AIM OF THE TASK
Reproduce every line of the material below verbatim, keeping its order and changing no character.

DATA TO USE
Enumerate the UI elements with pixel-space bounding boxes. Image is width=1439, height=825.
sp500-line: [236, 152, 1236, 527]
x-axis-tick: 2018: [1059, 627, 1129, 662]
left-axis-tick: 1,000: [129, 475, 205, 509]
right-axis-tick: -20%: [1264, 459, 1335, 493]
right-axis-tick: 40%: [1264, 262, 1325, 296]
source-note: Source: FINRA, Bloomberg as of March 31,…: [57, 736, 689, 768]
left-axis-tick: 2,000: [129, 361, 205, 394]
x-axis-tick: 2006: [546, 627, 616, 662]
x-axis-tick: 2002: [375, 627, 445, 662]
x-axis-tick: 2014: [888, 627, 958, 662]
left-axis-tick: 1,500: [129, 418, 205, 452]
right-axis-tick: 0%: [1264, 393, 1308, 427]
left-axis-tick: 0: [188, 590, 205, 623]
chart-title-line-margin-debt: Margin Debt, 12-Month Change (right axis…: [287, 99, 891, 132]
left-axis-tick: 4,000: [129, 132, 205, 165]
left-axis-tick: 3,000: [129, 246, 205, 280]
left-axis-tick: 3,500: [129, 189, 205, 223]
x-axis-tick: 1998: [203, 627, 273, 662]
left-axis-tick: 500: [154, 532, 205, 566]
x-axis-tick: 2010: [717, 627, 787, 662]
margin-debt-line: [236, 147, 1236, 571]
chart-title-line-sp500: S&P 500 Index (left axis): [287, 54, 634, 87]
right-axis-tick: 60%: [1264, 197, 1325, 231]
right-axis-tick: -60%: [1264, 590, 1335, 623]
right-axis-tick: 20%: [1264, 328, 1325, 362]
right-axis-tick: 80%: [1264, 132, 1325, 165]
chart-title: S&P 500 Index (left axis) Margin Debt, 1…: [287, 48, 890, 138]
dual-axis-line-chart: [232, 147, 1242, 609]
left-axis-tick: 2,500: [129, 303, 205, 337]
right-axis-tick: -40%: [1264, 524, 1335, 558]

OUTPUT FOR THIS EXERCISE
Enumerate the UI elements with pixel-space bounding boxes. Image is width=1439, height=825.
sp500-line: [236, 152, 1236, 527]
x-axis-tick: 2018: [1059, 627, 1129, 662]
left-axis-tick: 1,000: [129, 475, 205, 509]
right-axis-tick: -20%: [1264, 459, 1335, 493]
right-axis-tick: 40%: [1264, 262, 1325, 296]
source-note: Source: FINRA, Bloomberg as of March 31,…: [57, 736, 689, 768]
left-axis-tick: 2,000: [129, 361, 205, 394]
x-axis-tick: 2006: [546, 627, 616, 662]
x-axis-tick: 2002: [375, 627, 445, 662]
x-axis-tick: 2014: [888, 627, 958, 662]
left-axis-tick: 1,500: [129, 418, 205, 452]
right-axis-tick: 0%: [1264, 393, 1308, 427]
left-axis-tick: 0: [188, 590, 205, 623]
chart-title-line-margin-debt: Margin Debt, 12-Month Change (right axis…: [287, 99, 891, 132]
left-axis-tick: 4,000: [129, 132, 205, 165]
left-axis-tick: 3,000: [129, 246, 205, 280]
left-axis-tick: 3,500: [129, 189, 205, 223]
x-axis-tick: 1998: [203, 627, 273, 662]
left-axis-tick: 500: [154, 532, 205, 566]
x-axis-tick: 2010: [717, 627, 787, 662]
margin-debt-line: [236, 147, 1236, 571]
chart-title-line-sp500: S&P 500 Index (left axis): [287, 54, 634, 87]
right-axis-tick: 60%: [1264, 197, 1325, 231]
right-axis-tick: -60%: [1264, 590, 1335, 623]
right-axis-tick: 20%: [1264, 328, 1325, 362]
right-axis-tick: 80%: [1264, 132, 1325, 165]
chart-title: S&P 500 Index (left axis) Margin Debt, 1…: [287, 48, 890, 138]
dual-axis-line-chart: [232, 147, 1242, 609]
left-axis-tick: 2,500: [129, 303, 205, 337]
right-axis-tick: -40%: [1264, 524, 1335, 558]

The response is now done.